OBJECTIVE: Please pull out every line that includes the string "королю".

INPUT FOR THIS TASK:
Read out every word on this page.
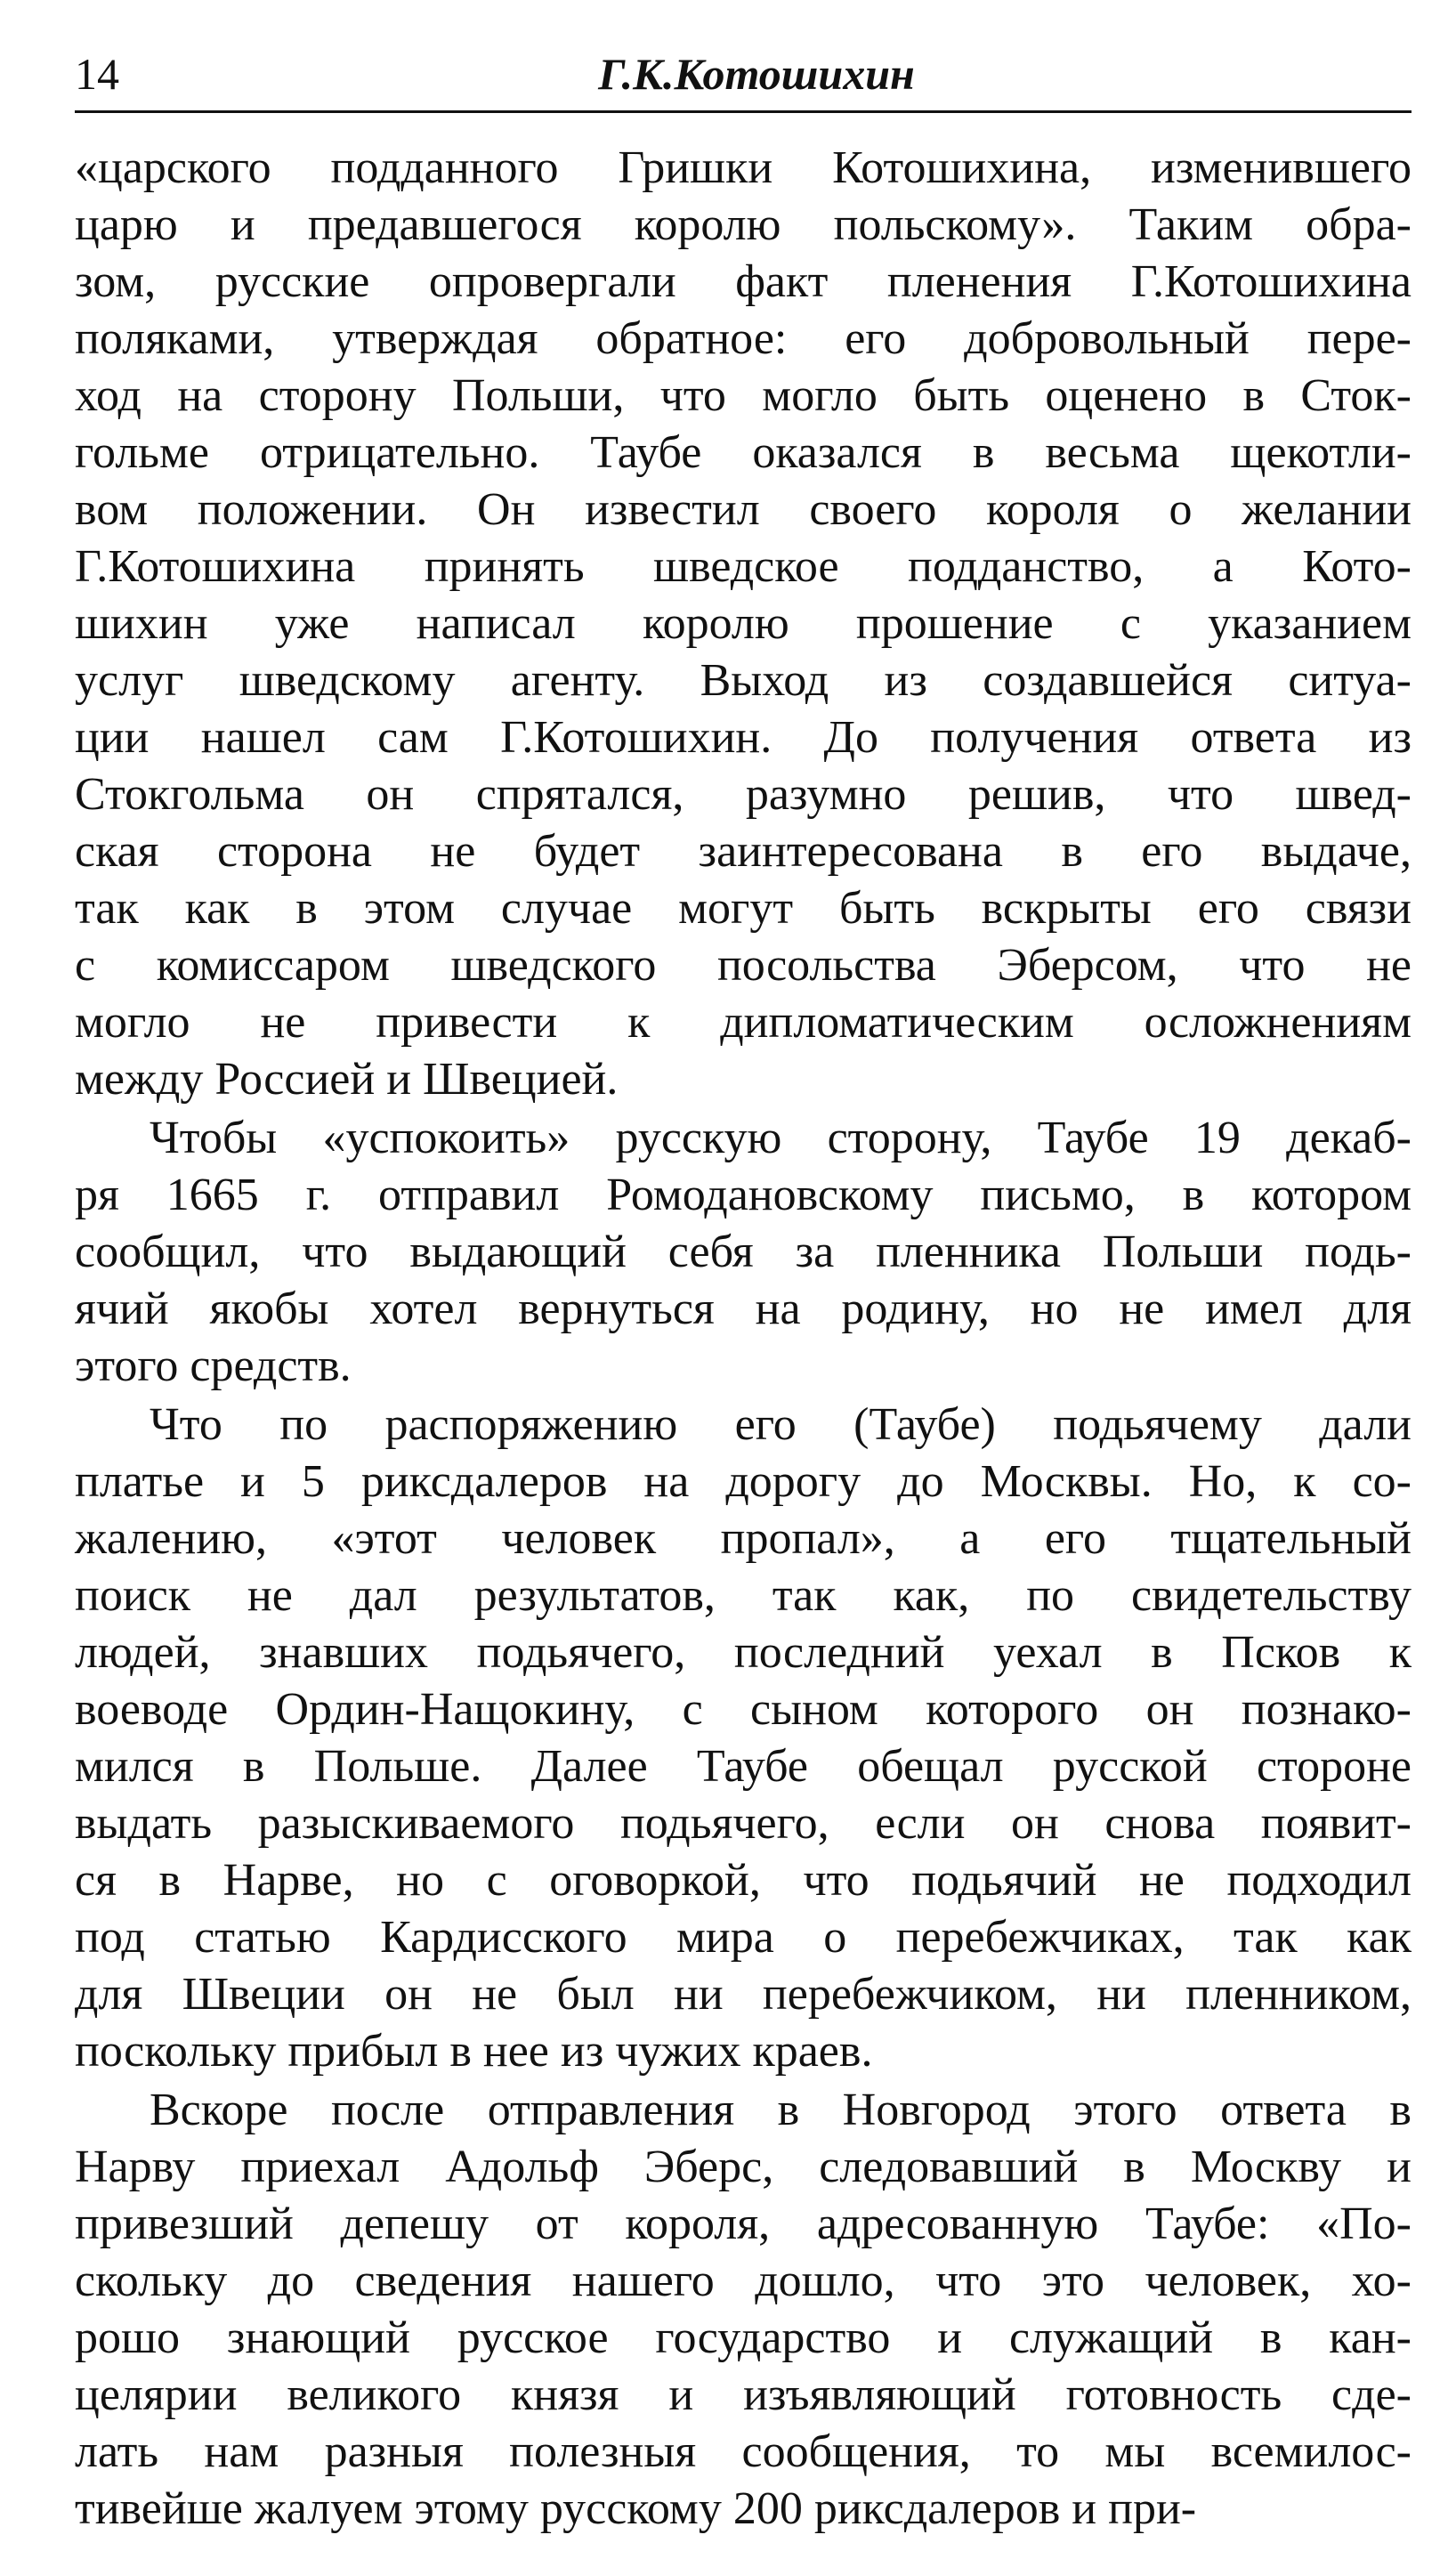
14	Г.К.Котошихин

«царского подданного Гришки Котошихина, изменившего
царю и предавшегося королю польскому». Таким обра-
зом, русские опровергали факт пленения Г.Котошихина
поляками, утверждая обратное: его добровольный пере-
ход на сторону Польши, что могло быть оценено в Сток-
гольме отрицательно. Таубе оказался в весьма щекотли-
вом положении. Он известил своего короля о желании
Г.Котошихина принять шведское подданство, а Кото-
шихин уже написал королю прошение с указанием
услуг шведскому агенту. Выход из создавшейся ситуа-
ции нашел сам Г.Котошихин. До получения ответа из
Стокгольма он спрятался, разумно решив, что швед-
ская сторона не будет заинтересована в его выдаче,
так как в этом случае могут быть вскрыты его связи
с комиссаром шведского посольства Эберсом, что не
могло не привести к дипломатическим осложнениям
между Россией и Швецией.

Чтобы «успокоить» русскую сторону, Таубе 19 декаб-
ря 1665 г. отправил Ромодановскому письмо, в котором
сообщил, что выдающий себя за пленника Польши подь-
ячий якобы хотел вернуться на родину, но не имел для
этого средств.

Что по распоряжению его (Таубе) подьячему дали
платье и 5 риксдалеров на дорогу до Москвы. Но, к со-
жалению, «этот человек пропал», а его тщательный
поиск не дал результатов, так как, по свидетельству
людей, знавших подьячего, последний уехал в Псков к
воеводе Ордин-Нащокину, с сыном которого он познако-
мился в Польше. Далее Таубе обещал русской стороне
выдать разыскиваемого подьячего, если он снова появит-
ся в Нарве, но с оговоркой, что подьячий не подходил
под статью Кардисского мира о перебежчиках, так как
для Швеции он не был ни перебежчиком, ни пленником,
поскольку прибыл в нее из чужих краев.

Вскоре после отправления в Новгород этого ответа в
Нарву приехал Адольф Эберс, следовавший в Москву и
привезший депешу от короля, адресованную Таубе: «По-
скольку до сведения нашего дошло, что это человек, хо-
рошо знающий русское государство и служащий в кан-
целярии великого князя и изъявляющий готовность сде-
лать нам разныя полезныя сообщения, то мы всемилос-
тивейше жалуем этому русскому 200 риксдалеров и при-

EXPECTED ANSWER:
царю и предавшегося королю польскому». Таким обра-
шихин уже написал королю прошение с указанием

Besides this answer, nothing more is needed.